[[ SELECTED TEXT, beginning ]]

My 4.1.15 upgrade completed on the 13th, and I started & completed the 4.1.16 upgrade on the 13th also. 

The following logs are in telemeter-client:

2019/09/15 10:35:38 error: unable to forward results: Get https://prometheus-k8s.openshift-monitoring.svc:9091/federate?match%5B%5D=%7B__name__%3D%22up%22%7D&match%5B%5D=%7B__name__%3D%22cluster_version%22%7D&match%5B%5D=%7B__name__%3D%22cluster_version_available_updates%22%7D&match%5B%5D=%7B__name__%3D%22cluster_operator_up%22%7D&match%5B%5D=%7B__name__%3D%22cluster_operator_conditions%22%7D&match%5B%5D=%7B__name__%3D%22cluster_version_payload%22%7D&match%5B%5D=%7B__name__%3D%22cluster_version_payload_errors%22%7D&match%5B%5D=%7B__name__%3D%22cluster_installer%22%7D&match%5B%5D=%7B__name__%3D%22cluster_infrastructure_provider%22%7D&match%5B%5D=%7B__name__%3D%22cluster_feature_set%22%7D&match%5B%5D=%7B__name__%3D%22instance%3Aetcd_object_counts%3Asum%22%7D&match%5B%5D=%7B__name__%3D%22ALERTS%22%2Calertstate%3D%22firing%22%7D&match%5B%5D=%7B__name__%3D%22code%3Aapiserver_request_count%3Arate%3Asum%22%7D&match%5B%5D=%7B__name__%3D%22kube_pod_status_ready%3Aetcd%3Asum%22%7D&match%5B%5D=%7B__name__%3D%22kube_pod_status_ready%3Aimage_registry%3Asum%22%7D&match%5B%5D=%7B__name__%3D%22cluster%3Acapacity_cpu_cores%3Asum%22%7D&match%5B%5D=%7B__name__%3D%22cluster%3Acapacity_memory_bytes%3Asum%22%7D&match%5B%5D=%7B__name__%3D%22cluster%3Acpu_usage_cores%3Asum%22%7D&match%5B%5D=%7B__name__%3D%22cluster%3Amemory_usage_bytes%3Asum%22%7D&match%5B%5D=%7B__name__%3D%22openshift%3Acpu_usage_cores%3Asum%22%7D&match%5B%5D=%7B__name__%3D%22openshift%3Amemory_usage_bytes%3Asum%22%7D&match%5B%5D=%7B__name__%3D%22workload%3Acpu_usage_cores%3Asum%22%7D&match%5B%5D=%7B__name__%3D%22workload%3Amemory_usage_bytes%3Asum%22%7D&match%5B%5D=%7B__name__%3D%22cluster%3Anode_instance_type_count%3Asum%22%7D&match%5B%5D=%7B__name__%3D%22subscription_sync_total%22%7D: x509: certificate signed by unknown authority


My recent upgrade history:

    history:
    - completionTime: "2019-09-14T01:25:04Z"

[[ SELECTED TEXT, end ]]
[[ INFORMATION SHOWN, beginning ]]

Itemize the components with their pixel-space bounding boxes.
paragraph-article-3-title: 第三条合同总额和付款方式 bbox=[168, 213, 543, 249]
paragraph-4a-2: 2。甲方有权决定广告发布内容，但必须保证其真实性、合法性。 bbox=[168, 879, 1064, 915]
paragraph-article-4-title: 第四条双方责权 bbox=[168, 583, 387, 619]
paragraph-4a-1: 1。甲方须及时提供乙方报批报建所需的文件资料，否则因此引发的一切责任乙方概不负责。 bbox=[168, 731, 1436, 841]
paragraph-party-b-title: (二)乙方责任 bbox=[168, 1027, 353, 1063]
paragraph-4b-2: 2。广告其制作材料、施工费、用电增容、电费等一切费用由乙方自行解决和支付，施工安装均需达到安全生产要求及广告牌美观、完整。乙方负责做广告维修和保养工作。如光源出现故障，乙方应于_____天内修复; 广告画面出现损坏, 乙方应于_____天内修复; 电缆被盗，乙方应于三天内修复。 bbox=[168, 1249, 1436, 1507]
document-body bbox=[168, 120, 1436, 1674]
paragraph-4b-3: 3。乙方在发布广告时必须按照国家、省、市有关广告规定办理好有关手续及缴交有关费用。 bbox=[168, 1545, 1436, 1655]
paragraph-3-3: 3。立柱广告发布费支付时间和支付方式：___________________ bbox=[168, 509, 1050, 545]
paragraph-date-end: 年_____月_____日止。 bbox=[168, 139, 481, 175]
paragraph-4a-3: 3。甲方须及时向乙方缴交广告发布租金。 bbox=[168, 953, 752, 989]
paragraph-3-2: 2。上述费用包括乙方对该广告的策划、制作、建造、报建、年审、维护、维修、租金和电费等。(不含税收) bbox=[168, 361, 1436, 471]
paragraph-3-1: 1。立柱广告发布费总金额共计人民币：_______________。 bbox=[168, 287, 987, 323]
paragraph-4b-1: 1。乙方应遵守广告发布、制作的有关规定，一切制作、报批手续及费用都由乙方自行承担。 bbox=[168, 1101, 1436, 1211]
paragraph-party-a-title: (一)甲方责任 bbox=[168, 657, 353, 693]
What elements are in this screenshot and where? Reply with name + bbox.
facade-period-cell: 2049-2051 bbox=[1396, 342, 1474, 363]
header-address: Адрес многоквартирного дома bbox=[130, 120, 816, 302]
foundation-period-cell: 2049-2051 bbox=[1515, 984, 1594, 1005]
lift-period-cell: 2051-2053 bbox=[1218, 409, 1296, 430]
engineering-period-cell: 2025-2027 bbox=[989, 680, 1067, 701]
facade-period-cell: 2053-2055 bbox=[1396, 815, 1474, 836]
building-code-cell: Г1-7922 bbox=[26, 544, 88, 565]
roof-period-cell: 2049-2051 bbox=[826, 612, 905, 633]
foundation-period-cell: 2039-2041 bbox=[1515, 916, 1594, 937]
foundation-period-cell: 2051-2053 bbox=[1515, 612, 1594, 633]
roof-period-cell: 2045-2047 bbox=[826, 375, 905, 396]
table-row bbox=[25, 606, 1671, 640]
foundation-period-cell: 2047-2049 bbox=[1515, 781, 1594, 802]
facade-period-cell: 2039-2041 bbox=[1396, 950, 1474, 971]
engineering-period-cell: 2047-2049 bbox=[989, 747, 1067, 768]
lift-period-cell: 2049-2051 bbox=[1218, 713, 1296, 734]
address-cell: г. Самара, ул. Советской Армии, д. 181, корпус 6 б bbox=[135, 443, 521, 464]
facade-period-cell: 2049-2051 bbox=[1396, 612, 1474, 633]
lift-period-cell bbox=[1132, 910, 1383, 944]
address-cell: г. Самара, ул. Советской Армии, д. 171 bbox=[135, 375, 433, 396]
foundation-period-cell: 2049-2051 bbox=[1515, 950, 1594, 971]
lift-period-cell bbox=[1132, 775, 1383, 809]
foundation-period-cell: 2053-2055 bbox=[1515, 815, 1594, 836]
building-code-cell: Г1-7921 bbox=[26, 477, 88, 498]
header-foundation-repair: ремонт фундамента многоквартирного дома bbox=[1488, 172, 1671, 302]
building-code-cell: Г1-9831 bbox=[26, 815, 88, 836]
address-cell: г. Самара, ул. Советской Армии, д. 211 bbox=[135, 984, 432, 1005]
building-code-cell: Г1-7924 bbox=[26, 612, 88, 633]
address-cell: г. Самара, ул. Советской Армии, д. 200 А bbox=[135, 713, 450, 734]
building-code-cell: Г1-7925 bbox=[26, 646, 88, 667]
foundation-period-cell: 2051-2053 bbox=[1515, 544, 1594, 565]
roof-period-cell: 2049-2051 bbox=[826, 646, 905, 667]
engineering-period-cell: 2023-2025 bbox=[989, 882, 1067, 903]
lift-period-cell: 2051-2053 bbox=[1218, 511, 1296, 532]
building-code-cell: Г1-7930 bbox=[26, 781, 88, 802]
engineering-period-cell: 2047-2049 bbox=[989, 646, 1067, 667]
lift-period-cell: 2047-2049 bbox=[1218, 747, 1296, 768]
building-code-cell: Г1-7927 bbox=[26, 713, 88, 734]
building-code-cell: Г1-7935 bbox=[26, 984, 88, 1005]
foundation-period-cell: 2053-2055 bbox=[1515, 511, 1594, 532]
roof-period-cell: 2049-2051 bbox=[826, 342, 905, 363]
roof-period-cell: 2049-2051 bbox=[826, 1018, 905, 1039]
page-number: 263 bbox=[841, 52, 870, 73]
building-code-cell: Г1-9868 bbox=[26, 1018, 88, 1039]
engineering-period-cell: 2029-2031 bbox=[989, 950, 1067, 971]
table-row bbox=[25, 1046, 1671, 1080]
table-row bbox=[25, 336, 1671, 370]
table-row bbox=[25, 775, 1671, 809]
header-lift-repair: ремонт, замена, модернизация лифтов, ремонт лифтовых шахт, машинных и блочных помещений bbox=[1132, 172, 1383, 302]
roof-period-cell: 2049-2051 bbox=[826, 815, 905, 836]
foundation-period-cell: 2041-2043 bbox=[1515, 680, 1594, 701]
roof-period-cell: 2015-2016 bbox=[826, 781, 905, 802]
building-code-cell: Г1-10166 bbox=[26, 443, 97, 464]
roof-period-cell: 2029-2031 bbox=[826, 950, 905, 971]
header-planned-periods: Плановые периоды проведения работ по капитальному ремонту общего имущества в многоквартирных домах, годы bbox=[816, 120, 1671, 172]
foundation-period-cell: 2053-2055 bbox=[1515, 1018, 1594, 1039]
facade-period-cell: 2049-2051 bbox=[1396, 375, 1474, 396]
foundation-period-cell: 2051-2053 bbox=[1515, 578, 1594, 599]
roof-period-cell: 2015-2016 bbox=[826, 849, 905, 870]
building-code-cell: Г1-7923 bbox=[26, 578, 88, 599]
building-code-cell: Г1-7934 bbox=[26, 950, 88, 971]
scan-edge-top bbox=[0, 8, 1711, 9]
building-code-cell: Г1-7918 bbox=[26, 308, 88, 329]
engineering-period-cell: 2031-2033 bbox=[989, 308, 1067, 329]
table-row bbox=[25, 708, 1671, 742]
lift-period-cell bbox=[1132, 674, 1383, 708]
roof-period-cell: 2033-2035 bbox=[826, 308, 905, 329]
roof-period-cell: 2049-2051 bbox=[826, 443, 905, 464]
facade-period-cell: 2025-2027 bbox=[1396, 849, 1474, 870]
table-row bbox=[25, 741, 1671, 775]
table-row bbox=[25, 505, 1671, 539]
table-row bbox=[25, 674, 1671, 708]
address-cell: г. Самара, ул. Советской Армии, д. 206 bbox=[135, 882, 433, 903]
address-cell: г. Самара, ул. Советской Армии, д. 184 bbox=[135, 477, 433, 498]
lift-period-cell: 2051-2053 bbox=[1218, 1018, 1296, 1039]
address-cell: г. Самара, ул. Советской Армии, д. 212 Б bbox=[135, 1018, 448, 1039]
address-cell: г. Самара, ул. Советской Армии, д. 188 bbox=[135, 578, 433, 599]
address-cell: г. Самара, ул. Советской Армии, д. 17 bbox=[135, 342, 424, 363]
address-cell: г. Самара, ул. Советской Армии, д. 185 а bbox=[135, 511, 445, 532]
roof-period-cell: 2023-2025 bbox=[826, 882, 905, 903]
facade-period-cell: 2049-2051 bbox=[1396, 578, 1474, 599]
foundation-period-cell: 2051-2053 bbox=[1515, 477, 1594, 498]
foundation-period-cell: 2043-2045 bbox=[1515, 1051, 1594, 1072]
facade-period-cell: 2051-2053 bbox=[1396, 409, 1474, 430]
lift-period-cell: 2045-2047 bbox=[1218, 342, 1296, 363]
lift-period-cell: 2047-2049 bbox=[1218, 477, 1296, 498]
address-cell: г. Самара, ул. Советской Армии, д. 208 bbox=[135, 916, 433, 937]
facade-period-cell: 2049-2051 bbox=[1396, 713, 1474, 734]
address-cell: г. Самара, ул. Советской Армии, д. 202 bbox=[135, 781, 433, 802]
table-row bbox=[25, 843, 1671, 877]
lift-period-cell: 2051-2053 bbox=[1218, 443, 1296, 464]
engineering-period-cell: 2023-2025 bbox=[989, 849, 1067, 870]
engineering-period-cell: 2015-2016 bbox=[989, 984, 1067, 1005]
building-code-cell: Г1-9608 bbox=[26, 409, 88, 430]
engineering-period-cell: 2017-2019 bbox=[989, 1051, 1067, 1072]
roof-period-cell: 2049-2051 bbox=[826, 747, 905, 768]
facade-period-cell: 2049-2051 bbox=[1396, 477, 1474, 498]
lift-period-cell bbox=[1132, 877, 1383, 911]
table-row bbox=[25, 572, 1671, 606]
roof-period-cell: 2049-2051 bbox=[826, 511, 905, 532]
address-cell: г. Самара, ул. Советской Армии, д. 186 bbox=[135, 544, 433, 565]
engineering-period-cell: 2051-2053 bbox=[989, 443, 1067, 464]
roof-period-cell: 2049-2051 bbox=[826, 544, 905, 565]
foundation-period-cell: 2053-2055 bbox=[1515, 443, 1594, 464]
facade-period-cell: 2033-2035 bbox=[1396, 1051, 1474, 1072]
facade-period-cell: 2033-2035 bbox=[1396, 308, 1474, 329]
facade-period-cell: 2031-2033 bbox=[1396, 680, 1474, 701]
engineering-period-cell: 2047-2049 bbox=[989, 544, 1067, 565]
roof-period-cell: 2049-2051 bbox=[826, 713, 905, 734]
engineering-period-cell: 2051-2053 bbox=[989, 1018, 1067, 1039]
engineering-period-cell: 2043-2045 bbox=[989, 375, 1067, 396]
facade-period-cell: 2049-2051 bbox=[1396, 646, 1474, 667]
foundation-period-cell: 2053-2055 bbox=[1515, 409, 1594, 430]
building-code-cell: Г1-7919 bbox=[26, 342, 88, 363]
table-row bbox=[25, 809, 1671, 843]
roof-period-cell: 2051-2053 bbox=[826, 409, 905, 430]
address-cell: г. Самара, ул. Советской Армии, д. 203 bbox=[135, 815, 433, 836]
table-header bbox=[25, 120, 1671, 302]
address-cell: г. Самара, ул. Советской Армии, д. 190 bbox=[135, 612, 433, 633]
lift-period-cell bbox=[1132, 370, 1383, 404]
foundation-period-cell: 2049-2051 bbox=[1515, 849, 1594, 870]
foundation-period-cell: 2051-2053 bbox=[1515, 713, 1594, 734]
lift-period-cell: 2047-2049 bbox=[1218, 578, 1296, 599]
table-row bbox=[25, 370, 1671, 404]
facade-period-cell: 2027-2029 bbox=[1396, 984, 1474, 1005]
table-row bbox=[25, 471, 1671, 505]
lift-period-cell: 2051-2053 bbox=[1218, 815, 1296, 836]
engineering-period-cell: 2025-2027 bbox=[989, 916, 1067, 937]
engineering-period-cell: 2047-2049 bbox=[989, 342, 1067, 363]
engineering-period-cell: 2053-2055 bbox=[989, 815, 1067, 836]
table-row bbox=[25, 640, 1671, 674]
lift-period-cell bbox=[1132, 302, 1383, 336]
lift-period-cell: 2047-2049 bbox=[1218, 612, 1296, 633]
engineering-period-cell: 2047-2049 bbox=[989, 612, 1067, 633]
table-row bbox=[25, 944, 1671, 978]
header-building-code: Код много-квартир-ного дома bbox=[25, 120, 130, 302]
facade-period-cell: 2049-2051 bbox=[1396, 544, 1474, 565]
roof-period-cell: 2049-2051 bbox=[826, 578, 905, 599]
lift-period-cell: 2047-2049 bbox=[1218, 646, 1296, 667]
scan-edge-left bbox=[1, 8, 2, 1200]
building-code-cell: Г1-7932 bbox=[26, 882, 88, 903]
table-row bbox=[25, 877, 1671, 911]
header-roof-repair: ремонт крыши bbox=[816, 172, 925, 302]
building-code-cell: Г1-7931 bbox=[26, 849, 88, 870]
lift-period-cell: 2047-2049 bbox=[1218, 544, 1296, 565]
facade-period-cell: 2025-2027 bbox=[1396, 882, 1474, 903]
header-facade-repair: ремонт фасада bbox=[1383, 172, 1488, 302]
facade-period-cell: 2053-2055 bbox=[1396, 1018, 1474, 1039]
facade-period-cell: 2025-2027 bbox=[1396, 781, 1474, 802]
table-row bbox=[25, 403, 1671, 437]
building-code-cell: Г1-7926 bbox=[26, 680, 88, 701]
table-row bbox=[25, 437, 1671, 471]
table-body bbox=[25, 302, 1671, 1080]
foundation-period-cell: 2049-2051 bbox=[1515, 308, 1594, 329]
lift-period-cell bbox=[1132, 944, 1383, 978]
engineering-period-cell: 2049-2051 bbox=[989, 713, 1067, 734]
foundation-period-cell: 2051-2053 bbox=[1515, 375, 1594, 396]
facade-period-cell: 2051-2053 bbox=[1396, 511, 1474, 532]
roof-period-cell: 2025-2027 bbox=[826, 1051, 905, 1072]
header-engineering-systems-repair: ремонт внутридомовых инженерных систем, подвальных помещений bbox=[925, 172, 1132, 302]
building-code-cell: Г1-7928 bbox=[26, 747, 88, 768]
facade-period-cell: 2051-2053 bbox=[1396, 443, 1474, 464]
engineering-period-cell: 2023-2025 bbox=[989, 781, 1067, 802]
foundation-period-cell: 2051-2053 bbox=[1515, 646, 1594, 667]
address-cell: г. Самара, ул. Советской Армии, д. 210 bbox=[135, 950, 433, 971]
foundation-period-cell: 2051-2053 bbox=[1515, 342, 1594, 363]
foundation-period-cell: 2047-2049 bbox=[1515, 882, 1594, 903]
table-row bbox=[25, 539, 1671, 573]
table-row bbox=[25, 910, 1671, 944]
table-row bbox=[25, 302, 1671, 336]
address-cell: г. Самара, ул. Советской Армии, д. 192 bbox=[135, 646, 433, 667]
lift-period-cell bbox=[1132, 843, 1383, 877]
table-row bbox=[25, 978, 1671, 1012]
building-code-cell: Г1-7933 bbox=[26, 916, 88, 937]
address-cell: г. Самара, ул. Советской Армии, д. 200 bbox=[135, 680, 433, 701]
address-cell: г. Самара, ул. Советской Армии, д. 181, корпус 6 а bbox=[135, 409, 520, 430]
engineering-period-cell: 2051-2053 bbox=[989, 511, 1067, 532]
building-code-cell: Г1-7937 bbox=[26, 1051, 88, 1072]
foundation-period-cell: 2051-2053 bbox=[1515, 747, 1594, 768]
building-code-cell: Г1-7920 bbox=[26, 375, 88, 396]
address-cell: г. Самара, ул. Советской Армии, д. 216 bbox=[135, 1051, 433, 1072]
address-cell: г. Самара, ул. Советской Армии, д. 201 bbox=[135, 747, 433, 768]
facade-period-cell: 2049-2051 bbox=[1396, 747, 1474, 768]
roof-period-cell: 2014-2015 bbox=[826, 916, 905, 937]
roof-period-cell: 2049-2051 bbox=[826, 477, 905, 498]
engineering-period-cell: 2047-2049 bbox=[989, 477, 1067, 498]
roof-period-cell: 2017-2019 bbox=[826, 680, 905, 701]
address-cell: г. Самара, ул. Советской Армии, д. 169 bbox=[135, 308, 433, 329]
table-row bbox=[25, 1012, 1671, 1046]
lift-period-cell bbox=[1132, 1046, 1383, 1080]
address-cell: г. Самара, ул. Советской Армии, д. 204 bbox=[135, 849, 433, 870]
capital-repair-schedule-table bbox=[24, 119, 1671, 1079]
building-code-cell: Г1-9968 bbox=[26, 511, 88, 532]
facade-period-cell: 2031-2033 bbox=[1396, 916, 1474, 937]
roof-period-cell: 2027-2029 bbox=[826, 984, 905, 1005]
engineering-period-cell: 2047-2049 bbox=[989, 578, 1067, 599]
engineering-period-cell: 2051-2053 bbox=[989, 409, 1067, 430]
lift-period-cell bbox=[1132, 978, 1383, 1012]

[[ INFORMATION SHOWN, end ]]

WHAT YOU NEED TO DO:
Answer these questions from the forum post above:
(a) Which upgrade did the writer start and complete after the 4.1.15 upgrade?
(b) In which component are the logs shown in the post found?
(c) What reason does the logged error give for being unable to forward results?

SOLUTION FOR THIS TASK:
(a) The 4.1.16 upgrade.
(b) In telemeter-client.
(c) "x509: certificate signed by unknown authority."